*TASK TO COMPLETE*. Quote the whole listing verbatim.

*Data extracted from a collection*.
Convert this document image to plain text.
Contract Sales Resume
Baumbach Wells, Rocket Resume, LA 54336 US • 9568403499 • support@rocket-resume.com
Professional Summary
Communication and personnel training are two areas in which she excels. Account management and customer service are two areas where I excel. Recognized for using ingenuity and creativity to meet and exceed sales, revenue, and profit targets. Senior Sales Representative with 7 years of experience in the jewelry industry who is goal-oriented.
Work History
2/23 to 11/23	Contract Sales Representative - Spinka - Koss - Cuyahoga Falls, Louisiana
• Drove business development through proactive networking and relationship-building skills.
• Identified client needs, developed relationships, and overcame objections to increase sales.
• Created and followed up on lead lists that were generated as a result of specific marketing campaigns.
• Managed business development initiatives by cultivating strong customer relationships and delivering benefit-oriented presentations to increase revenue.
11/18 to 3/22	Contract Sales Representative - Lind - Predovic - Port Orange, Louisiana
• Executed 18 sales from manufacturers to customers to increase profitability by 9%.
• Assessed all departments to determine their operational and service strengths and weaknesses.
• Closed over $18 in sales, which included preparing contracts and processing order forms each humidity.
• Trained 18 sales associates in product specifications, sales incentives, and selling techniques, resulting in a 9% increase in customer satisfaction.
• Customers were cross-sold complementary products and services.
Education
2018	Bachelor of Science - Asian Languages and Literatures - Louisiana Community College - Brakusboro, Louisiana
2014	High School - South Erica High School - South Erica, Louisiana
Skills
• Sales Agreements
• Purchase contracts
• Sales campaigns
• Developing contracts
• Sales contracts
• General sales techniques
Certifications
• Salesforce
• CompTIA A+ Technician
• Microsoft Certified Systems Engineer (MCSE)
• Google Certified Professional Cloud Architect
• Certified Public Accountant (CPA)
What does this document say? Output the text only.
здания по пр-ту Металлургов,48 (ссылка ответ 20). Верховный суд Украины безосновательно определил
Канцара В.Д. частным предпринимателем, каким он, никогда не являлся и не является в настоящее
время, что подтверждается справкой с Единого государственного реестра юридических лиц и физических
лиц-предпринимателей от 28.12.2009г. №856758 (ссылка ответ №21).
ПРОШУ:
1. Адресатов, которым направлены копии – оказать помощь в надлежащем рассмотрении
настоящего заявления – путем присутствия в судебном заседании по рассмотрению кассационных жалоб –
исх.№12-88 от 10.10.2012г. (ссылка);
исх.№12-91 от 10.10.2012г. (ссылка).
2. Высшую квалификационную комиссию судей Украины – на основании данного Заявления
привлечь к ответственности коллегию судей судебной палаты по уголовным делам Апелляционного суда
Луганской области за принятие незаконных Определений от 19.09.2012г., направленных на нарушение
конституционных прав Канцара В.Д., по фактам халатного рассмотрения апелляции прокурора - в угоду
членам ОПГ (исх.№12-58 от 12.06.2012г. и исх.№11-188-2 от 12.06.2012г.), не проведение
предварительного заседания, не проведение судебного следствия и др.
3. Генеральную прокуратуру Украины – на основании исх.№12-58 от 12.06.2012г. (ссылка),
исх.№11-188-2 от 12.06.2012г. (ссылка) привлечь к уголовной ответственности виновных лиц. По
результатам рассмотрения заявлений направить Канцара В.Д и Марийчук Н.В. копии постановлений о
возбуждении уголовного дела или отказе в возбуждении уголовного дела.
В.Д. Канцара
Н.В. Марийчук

*EXERCISE RESPONSE*.
Convert this document image to plain text.
Contract Sales Resume
Baumbach Wells, Rocket Resume, LA 54336 US • 9568403499 • support@rocket-resume.com
Professional Summary
Communication and personnel training are two areas in which she excels. Account management and customer service are two areas where I excel. Recognized for using ingenuity and creativity to meet and exceed sales, revenue, and profit targets. Senior Sales Representative with 7 years of experience in the jewelry industry who is goal-oriented.
Work History
2/23 to 11/23	Contract Sales Representative - Spinka - Koss - Cuyahoga Falls, Louisiana
• Drove business development through proactive networking and relationship-building skills.
• Identified client needs, developed relationships, and overcame objections to increase sales.
• Created and followed up on lead lists that were generated as a result of specific marketing campaigns.
• Managed business development initiatives by cultivating strong customer relationships and delivering benefit-oriented presentations to increase revenue.
11/18 to 3/22	Contract Sales Representative - Lind - Predovic - Port Orange, Louisiana
• Executed 18 sales from manufacturers to customers to increase profitability by 9%.
• Assessed all departments to determine their operational and service strengths and weaknesses.
• Closed over $18 in sales, which included preparing contracts and processing order forms each humidity.
• Trained 18 sales associates in product specifications, sales incentives, and selling techniques, resulting in a 9% increase in customer satisfaction.
• Customers were cross-sold complementary products and services.
Education
2018	Bachelor of Science - Asian Languages and Literatures - Louisiana Community College - Brakusboro, Louisiana
2014	High School - South Erica High School - South Erica, Louisiana
Skills
• Sales Agreements
• Purchase contracts
• Sales campaigns
• Developing contracts
• Sales contracts
• General sales techniques
Certifications
• Salesforce
• CompTIA A+ Technician
• Microsoft Certified Systems Engineer (MCSE)
• Google Certified Professional Cloud Architect
• Certified Public Accountant (CPA)
What does this document say? Output the text only.
здания по пр-ту Металлургов,48 (ссылка ответ 20). Верховный суд Украины безосновательно определил
Канцара В.Д. частным предпринимателем, каким он, никогда не являлся и не является в настоящее
время, что подтверждается справкой с Единого государственного реестра юридических лиц и физических
лиц-предпринимателей от 28.12.2009г. №856758 (ссылка ответ №21).
ПРОШУ:
1. Адресатов, которым направлены копии – оказать помощь в надлежащем рассмотрении
настоящего заявления – путем присутствия в судебном заседании по рассмотрению кассационных жалоб –
исх.№12-88 от 10.10.2012г. (ссылка);
исх.№12-91 от 10.10.2012г. (ссылка).
2. Высшую квалификационную комиссию судей Украины – на основании данного Заявления
привлечь к ответственности коллегию судей судебной палаты по уголовным делам Апелляционного суда
Луганской области за принятие незаконных Определений от 19.09.2012г., направленных на нарушение
конституционных прав Канцара В.Д., по фактам халатного рассмотрения апелляции прокурора - в угоду
членам ОПГ (исх.№12-58 от 12.06.2012г. и исх.№11-188-2 от 12.06.2012г.), не проведение
предварительного заседания, не проведение судебного следствия и др.
3. Генеральную прокуратуру Украины – на основании исх.№12-58 от 12.06.2012г. (ссылка),
исх.№11-188-2 от 12.06.2012г. (ссылка) привлечь к уголовной ответственности виновных лиц. По
результатам рассмотрения заявлений направить Канцара В.Д и Марийчук Н.В. копии постановлений о
возбуждении уголовного дела или отказе в возбуждении уголовного дела.
В.Д. Канцара
Н.В. Марийчук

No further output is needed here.